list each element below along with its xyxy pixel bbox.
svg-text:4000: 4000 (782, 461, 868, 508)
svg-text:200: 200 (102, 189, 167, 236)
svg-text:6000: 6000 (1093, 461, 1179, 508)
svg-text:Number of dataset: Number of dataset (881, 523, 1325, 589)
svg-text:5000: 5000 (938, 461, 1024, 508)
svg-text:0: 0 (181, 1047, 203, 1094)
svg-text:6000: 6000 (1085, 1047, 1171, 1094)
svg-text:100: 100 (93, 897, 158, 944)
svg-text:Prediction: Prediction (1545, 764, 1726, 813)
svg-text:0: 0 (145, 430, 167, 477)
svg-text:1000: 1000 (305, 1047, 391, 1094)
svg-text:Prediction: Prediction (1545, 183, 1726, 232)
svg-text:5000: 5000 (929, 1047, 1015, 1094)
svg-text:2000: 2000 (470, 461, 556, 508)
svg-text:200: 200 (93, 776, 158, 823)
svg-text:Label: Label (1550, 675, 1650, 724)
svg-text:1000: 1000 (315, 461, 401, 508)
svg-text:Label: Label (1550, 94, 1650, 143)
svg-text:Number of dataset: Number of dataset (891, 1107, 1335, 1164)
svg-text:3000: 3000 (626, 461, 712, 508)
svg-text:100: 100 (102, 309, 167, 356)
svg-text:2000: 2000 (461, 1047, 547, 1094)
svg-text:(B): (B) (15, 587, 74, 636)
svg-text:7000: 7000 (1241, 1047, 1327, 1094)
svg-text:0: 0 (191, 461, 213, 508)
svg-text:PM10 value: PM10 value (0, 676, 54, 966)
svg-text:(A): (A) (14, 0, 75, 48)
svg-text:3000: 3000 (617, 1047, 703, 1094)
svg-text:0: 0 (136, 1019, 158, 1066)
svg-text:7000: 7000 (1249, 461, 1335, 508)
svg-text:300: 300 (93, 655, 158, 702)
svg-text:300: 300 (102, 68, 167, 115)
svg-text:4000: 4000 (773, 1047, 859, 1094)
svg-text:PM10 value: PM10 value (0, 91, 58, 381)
______________________________
Extract every line from the items above that contains the string "Number", where case counts.

svg-text:Number of dataset: Number of dataset (881, 523, 1325, 589)
svg-text:Number of dataset: Number of dataset (891, 1107, 1335, 1164)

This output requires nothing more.